● **Goal**
Locate the line containing "Read out every word on this page." in the data below. Reproduce it and every following line up to the end, exactly as given.

● **Material provided**

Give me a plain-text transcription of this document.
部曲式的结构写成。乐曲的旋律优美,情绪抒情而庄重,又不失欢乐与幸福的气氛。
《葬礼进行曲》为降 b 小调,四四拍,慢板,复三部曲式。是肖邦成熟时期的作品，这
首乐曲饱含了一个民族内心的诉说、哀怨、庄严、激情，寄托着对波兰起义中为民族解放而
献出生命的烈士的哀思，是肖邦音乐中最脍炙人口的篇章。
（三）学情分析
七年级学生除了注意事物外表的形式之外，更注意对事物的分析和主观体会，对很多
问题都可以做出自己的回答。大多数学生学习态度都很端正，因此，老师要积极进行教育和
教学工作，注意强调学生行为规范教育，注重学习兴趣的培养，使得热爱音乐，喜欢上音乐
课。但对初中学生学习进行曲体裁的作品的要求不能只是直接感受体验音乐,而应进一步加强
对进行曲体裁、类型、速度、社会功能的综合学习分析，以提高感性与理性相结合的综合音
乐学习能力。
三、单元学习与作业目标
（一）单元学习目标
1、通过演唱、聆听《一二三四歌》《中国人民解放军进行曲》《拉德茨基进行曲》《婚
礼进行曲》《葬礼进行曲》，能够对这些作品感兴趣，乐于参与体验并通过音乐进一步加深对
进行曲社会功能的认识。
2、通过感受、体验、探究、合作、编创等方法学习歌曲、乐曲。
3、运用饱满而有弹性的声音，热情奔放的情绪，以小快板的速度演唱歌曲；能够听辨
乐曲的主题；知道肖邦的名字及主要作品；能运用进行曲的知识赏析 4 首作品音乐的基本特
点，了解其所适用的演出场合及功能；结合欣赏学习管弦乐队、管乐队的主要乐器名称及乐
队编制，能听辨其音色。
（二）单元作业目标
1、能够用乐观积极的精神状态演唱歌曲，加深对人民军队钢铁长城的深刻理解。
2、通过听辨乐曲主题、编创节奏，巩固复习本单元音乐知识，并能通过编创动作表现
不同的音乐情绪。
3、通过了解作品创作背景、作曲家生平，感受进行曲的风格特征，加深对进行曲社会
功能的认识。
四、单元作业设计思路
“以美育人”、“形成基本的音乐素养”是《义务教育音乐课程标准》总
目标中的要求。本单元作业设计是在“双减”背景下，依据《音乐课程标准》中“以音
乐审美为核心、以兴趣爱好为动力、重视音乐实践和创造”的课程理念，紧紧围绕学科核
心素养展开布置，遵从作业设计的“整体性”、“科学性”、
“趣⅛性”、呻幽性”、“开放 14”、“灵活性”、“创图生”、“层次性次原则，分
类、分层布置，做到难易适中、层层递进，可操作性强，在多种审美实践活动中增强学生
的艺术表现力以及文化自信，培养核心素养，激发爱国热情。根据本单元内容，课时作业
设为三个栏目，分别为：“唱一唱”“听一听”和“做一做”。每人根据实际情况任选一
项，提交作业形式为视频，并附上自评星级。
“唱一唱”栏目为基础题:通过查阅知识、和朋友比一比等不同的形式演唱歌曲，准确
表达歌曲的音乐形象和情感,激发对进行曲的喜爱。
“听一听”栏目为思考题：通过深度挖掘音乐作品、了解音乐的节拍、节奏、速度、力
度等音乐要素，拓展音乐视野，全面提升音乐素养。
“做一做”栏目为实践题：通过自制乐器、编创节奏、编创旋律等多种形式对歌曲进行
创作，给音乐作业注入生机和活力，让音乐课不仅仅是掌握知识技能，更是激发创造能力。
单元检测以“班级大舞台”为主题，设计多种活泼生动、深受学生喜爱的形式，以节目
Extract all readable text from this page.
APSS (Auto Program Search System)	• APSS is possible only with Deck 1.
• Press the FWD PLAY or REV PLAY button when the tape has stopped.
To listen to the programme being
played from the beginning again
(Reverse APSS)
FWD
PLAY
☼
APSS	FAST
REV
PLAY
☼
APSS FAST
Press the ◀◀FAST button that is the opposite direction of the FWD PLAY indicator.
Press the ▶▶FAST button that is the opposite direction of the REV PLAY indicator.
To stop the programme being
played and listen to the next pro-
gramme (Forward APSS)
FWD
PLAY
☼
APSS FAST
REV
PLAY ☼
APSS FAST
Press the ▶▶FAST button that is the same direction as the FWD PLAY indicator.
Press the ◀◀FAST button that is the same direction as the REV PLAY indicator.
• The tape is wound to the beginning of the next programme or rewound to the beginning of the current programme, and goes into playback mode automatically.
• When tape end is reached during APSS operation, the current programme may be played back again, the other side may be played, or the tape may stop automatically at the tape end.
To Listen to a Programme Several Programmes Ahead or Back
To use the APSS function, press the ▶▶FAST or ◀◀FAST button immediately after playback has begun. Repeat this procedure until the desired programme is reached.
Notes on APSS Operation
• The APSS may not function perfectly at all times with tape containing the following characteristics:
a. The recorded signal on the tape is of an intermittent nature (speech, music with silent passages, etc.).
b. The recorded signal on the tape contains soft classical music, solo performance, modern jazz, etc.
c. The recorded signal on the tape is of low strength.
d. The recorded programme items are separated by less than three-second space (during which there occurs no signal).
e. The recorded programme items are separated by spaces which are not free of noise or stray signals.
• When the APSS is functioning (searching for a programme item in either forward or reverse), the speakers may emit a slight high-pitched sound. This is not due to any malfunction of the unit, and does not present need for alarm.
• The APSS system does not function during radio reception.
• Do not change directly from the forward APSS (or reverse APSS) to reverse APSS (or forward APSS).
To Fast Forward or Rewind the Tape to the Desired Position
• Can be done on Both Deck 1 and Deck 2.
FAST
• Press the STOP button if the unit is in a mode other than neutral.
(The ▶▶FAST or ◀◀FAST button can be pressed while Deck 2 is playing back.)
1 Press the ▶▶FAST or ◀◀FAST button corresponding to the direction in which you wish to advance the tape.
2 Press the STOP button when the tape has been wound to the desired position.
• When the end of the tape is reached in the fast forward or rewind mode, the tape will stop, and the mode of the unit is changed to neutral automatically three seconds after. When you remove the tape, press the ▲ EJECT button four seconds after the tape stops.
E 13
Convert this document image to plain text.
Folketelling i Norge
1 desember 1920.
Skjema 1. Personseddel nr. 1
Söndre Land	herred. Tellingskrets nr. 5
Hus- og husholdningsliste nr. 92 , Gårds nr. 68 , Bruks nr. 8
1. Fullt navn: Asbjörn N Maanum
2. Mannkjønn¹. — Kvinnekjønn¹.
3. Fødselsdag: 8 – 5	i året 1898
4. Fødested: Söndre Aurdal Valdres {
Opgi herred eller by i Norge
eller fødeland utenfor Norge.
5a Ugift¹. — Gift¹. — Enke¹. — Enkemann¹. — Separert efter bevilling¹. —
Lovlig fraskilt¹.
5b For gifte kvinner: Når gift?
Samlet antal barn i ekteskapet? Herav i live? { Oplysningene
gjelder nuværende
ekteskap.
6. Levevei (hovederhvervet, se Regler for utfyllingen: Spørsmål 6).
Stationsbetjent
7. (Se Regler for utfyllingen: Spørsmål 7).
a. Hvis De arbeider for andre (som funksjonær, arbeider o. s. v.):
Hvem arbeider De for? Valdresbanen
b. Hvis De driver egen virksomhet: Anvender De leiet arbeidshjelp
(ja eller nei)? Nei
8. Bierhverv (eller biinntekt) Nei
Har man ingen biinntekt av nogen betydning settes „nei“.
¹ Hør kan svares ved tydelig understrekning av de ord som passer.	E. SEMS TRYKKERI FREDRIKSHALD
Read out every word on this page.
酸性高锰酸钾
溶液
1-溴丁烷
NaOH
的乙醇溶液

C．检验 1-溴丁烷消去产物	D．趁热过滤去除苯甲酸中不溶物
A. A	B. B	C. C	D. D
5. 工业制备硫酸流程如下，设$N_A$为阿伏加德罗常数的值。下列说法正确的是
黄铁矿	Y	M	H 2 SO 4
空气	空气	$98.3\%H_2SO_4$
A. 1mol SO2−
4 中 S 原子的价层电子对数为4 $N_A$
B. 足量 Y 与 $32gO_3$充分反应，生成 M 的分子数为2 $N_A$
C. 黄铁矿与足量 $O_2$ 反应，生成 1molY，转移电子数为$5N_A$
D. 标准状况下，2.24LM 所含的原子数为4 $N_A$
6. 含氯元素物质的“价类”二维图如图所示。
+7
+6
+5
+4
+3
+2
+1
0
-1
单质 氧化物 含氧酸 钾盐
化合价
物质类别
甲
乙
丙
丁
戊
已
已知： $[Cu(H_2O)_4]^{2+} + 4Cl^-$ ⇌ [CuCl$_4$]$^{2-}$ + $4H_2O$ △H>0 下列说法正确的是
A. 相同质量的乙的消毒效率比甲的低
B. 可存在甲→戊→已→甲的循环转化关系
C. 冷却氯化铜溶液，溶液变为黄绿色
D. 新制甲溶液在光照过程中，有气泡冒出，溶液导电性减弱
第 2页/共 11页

● **Exercise response**
Read out every word on this page.
酸性高锰酸钾
溶液
1-溴丁烷
NaOH
的乙醇溶液

C．检验 1-溴丁烷消去产物	D．趁热过滤去除苯甲酸中不溶物
A. A	B. B	C. C	D. D
5. 工业制备硫酸流程如下，设$N_A$为阿伏加德罗常数的值。下列说法正确的是
黄铁矿	Y	M	H 2 SO 4
空气	空气	$98.3\%H_2SO_4$
A. 1mol SO2−
4 中 S 原子的价层电子对数为4 $N_A$
B. 足量 Y 与 $32gO_3$充分反应，生成 M 的分子数为2 $N_A$
C. 黄铁矿与足量 $O_2$ 反应，生成 1molY，转移电子数为$5N_A$
D. 标准状况下，2.24LM 所含的原子数为4 $N_A$
6. 含氯元素物质的“价类”二维图如图所示。
+7
+6
+5
+4
+3
+2
+1
0
-1
单质 氧化物 含氧酸 钾盐
化合价
物质类别
甲
乙
丙
丁
戊
已
已知： $[Cu(H_2O)_4]^{2+} + 4Cl^-$ ⇌ [CuCl$_4$]$^{2-}$ + $4H_2O$ △H>0 下列说法正确的是
A. 相同质量的乙的消毒效率比甲的低
B. 可存在甲→戊→已→甲的循环转化关系
C. 冷却氯化铜溶液，溶液变为黄绿色
D. 新制甲溶液在光照过程中，有气泡冒出，溶液导电性减弱
第 2页/共 11页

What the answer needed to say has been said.